======== Task inputs
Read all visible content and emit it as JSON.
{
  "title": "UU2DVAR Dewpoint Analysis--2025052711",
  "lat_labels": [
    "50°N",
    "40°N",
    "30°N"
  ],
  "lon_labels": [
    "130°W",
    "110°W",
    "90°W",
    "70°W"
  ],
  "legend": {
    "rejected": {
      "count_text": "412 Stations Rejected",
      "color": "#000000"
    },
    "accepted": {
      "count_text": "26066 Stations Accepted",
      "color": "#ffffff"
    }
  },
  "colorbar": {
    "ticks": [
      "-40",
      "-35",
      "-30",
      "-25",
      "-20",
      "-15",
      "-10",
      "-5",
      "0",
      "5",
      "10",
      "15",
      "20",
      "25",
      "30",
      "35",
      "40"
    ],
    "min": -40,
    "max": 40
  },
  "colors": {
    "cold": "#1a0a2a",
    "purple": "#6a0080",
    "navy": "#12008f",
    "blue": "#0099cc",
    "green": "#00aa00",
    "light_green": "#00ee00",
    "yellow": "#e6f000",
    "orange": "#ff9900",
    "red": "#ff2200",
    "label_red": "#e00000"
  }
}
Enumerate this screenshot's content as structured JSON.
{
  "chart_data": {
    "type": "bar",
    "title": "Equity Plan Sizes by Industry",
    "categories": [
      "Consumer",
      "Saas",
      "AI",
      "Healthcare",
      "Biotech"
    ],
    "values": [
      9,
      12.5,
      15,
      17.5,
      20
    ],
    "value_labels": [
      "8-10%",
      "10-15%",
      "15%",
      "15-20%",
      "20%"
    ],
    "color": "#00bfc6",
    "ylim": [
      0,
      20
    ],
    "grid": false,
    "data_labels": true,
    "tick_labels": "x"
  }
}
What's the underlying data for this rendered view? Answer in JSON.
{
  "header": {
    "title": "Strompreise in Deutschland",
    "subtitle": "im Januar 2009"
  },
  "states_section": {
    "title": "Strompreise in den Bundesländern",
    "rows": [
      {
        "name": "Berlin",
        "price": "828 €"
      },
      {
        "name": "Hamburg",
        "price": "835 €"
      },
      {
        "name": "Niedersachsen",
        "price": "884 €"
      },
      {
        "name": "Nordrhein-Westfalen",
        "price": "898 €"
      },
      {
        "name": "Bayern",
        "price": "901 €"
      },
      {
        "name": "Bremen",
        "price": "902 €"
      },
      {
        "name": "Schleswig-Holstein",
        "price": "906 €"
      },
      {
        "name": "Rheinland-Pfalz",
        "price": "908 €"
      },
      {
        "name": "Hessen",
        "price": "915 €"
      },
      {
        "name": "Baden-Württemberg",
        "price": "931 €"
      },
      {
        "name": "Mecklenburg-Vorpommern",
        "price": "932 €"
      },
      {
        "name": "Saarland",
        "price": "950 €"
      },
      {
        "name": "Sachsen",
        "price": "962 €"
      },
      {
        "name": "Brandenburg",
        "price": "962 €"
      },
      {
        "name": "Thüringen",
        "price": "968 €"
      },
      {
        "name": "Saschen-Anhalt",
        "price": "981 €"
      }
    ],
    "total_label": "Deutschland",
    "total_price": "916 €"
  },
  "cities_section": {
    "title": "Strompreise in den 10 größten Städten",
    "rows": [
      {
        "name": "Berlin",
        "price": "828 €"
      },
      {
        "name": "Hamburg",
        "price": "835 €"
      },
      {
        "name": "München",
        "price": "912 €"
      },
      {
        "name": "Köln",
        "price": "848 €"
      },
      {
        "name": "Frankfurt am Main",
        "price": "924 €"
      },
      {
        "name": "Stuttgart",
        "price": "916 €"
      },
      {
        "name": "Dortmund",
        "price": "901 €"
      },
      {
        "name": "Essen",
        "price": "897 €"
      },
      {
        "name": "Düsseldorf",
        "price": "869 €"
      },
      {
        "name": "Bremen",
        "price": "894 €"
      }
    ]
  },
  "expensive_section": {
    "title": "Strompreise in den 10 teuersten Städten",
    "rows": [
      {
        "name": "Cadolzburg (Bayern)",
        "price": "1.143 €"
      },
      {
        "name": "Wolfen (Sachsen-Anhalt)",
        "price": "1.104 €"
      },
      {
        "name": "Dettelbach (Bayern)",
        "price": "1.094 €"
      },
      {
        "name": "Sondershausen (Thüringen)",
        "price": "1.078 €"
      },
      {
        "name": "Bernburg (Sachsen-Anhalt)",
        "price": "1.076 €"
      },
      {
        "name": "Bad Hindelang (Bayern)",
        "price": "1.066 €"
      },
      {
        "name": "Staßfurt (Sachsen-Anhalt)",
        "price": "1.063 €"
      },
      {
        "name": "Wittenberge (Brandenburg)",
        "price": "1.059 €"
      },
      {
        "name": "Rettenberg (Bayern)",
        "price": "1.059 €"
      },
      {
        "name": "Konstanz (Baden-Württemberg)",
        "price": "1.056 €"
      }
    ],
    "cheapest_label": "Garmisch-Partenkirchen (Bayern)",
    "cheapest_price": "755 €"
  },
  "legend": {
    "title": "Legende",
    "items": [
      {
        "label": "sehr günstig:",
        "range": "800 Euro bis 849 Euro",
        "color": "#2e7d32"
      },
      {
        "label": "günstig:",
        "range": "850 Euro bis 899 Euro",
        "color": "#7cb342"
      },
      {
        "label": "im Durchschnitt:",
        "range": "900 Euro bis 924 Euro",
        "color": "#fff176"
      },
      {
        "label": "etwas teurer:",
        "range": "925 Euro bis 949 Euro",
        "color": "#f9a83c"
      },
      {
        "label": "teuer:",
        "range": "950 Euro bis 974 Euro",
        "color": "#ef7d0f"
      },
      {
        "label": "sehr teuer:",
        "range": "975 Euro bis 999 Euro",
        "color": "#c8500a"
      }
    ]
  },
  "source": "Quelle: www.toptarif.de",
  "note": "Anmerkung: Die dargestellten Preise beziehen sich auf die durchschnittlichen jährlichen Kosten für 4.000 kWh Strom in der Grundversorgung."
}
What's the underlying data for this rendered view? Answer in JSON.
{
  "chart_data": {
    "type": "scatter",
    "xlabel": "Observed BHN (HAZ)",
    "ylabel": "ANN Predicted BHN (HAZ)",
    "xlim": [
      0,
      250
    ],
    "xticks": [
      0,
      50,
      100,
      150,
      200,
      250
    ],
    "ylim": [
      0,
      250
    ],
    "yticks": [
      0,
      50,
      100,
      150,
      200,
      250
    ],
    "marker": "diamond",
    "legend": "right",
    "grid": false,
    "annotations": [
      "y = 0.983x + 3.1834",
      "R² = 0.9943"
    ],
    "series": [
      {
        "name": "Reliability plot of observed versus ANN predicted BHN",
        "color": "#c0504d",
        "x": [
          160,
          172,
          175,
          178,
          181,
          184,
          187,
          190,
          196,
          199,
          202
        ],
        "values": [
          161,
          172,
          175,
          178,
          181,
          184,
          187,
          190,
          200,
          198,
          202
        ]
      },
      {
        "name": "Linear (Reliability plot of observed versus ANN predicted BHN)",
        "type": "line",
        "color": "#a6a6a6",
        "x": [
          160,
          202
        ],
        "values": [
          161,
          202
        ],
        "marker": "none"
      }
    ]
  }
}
================
Exercise goal:
Write out the material from the first line to the last, exactly.

Output of the exercise:
Read all visible content and emit it as JSON.
{
  "title": "UU2DVAR Dewpoint Analysis--2025052711",
  "lat_labels": [
    "50°N",
    "40°N",
    "30°N"
  ],
  "lon_labels": [
    "130°W",
    "110°W",
    "90°W",
    "70°W"
  ],
  "legend": {
    "rejected": {
      "count_text": "412 Stations Rejected",
      "color": "#000000"
    },
    "accepted": {
      "count_text": "26066 Stations Accepted",
      "color": "#ffffff"
    }
  },
  "colorbar": {
    "ticks": [
      "-40",
      "-35",
      "-30",
      "-25",
      "-20",
      "-15",
      "-10",
      "-5",
      "0",
      "5",
      "10",
      "15",
      "20",
      "25",
      "30",
      "35",
      "40"
    ],
    "min": -40,
    "max": 40
  },
  "colors": {
    "cold": "#1a0a2a",
    "purple": "#6a0080",
    "navy": "#12008f",
    "blue": "#0099cc",
    "green": "#00aa00",
    "light_green": "#00ee00",
    "yellow": "#e6f000",
    "orange": "#ff9900",
    "red": "#ff2200",
    "label_red": "#e00000"
  }
}
Enumerate this screenshot's content as structured JSON.
{
  "chart_data": {
    "type": "bar",
    "title": "Equity Plan Sizes by Industry",
    "categories": [
      "Consumer",
      "Saas",
      "AI",
      "Healthcare",
      "Biotech"
    ],
    "values": [
      9,
      12.5,
      15,
      17.5,
      20
    ],
    "value_labels": [
      "8-10%",
      "10-15%",
      "15%",
      "15-20%",
      "20%"
    ],
    "color": "#00bfc6",
    "ylim": [
      0,
      20
    ],
    "grid": false,
    "data_labels": true,
    "tick_labels": "x"
  }
}
What's the underlying data for this rendered view? Answer in JSON.
{
  "header": {
    "title": "Strompreise in Deutschland",
    "subtitle": "im Januar 2009"
  },
  "states_section": {
    "title": "Strompreise in den Bundesländern",
    "rows": [
      {
        "name": "Berlin",
        "price": "828 €"
      },
      {
        "name": "Hamburg",
        "price": "835 €"
      },
      {
        "name": "Niedersachsen",
        "price": "884 €"
      },
      {
        "name": "Nordrhein-Westfalen",
        "price": "898 €"
      },
      {
        "name": "Bayern",
        "price": "901 €"
      },
      {
        "name": "Bremen",
        "price": "902 €"
      },
      {
        "name": "Schleswig-Holstein",
        "price": "906 €"
      },
      {
        "name": "Rheinland-Pfalz",
        "price": "908 €"
      },
      {
        "name": "Hessen",
        "price": "915 €"
      },
      {
        "name": "Baden-Württemberg",
        "price": "931 €"
      },
      {
        "name": "Mecklenburg-Vorpommern",
        "price": "932 €"
      },
      {
        "name": "Saarland",
        "price": "950 €"
      },
      {
        "name": "Sachsen",
        "price": "962 €"
      },
      {
        "name": "Brandenburg",
        "price": "962 €"
      },
      {
        "name": "Thüringen",
        "price": "968 €"
      },
      {
        "name": "Saschen-Anhalt",
        "price": "981 €"
      }
    ],
    "total_label": "Deutschland",
    "total_price": "916 €"
  },
  "cities_section": {
    "title": "Strompreise in den 10 größten Städten",
    "rows": [
      {
        "name": "Berlin",
        "price": "828 €"
      },
      {
        "name": "Hamburg",
        "price": "835 €"
      },
      {
        "name": "München",
        "price": "912 €"
      },
      {
        "name": "Köln",
        "price": "848 €"
      },
      {
        "name": "Frankfurt am Main",
        "price": "924 €"
      },
      {
        "name": "Stuttgart",
        "price": "916 €"
      },
      {
        "name": "Dortmund",
        "price": "901 €"
      },
      {
        "name": "Essen",
        "price": "897 €"
      },
      {
        "name": "Düsseldorf",
        "price": "869 €"
      },
      {
        "name": "Bremen",
        "price": "894 €"
      }
    ]
  },
  "expensive_section": {
    "title": "Strompreise in den 10 teuersten Städten",
    "rows": [
      {
        "name": "Cadolzburg (Bayern)",
        "price": "1.143 €"
      },
      {
        "name": "Wolfen (Sachsen-Anhalt)",
        "price": "1.104 €"
      },
      {
        "name": "Dettelbach (Bayern)",
        "price": "1.094 €"
      },
      {
        "name": "Sondershausen (Thüringen)",
        "price": "1.078 €"
      },
      {
        "name": "Bernburg (Sachsen-Anhalt)",
        "price": "1.076 €"
      },
      {
        "name": "Bad Hindelang (Bayern)",
        "price": "1.066 €"
      },
      {
        "name": "Staßfurt (Sachsen-Anhalt)",
        "price": "1.063 €"
      },
      {
        "name": "Wittenberge (Brandenburg)",
        "price": "1.059 €"
      },
      {
        "name": "Rettenberg (Bayern)",
        "price": "1.059 €"
      },
      {
        "name": "Konstanz (Baden-Württemberg)",
        "price": "1.056 €"
      }
    ],
    "cheapest_label": "Garmisch-Partenkirchen (Bayern)",
    "cheapest_price": "755 €"
  },
  "legend": {
    "title": "Legende",
    "items": [
      {
        "label": "sehr günstig:",
        "range": "800 Euro bis 849 Euro",
        "color": "#2e7d32"
      },
      {
        "label": "günstig:",
        "range": "850 Euro bis 899 Euro",
        "color": "#7cb342"
      },
      {
        "label": "im Durchschnitt:",
        "range": "900 Euro bis 924 Euro",
        "color": "#fff176"
      },
      {
        "label": "etwas teurer:",
        "range": "925 Euro bis 949 Euro",
        "color": "#f9a83c"
      },
      {
        "label": "teuer:",
        "range": "950 Euro bis 974 Euro",
        "color": "#ef7d0f"
      },
      {
        "label": "sehr teuer:",
        "range": "975 Euro bis 999 Euro",
        "color": "#c8500a"
      }
    ]
  },
  "source": "Quelle: www.toptarif.de",
  "note": "Anmerkung: Die dargestellten Preise beziehen sich auf die durchschnittlichen jährlichen Kosten für 4.000 kWh Strom in der Grundversorgung."
}
What's the underlying data for this rendered view? Answer in JSON.
{
  "chart_data": {
    "type": "scatter",
    "xlabel": "Observed BHN (HAZ)",
    "ylabel": "ANN Predicted BHN (HAZ)",
    "xlim": [
      0,
      250
    ],
    "xticks": [
      0,
      50,
      100,
      150,
      200,
      250
    ],
    "ylim": [
      0,
      250
    ],
    "yticks": [
      0,
      50,
      100,
      150,
      200,
      250
    ],
    "marker": "diamond",
    "legend": "right",
    "grid": false,
    "annotations": [
      "y = 0.983x + 3.1834",
      "R² = 0.9943"
    ],
    "series": [
      {
        "name": "Reliability plot of observed versus ANN predicted BHN",
        "color": "#c0504d",
        "x": [
          160,
          172,
          175,
          178,
          181,
          184,
          187,
          190,
          196,
          199,
          202
        ],
        "values": [
          161,
          172,
          175,
          178,
          181,
          184,
          187,
          190,
          200,
          198,
          202
        ]
      },
      {
        "name": "Linear (Reliability plot of observed versus ANN predicted BHN)",
        "type": "line",
        "color": "#a6a6a6",
        "x": [
          160,
          202
        ],
        "values": [
          161,
          202
        ],
        "marker": "none"
      }
    ]
  }
}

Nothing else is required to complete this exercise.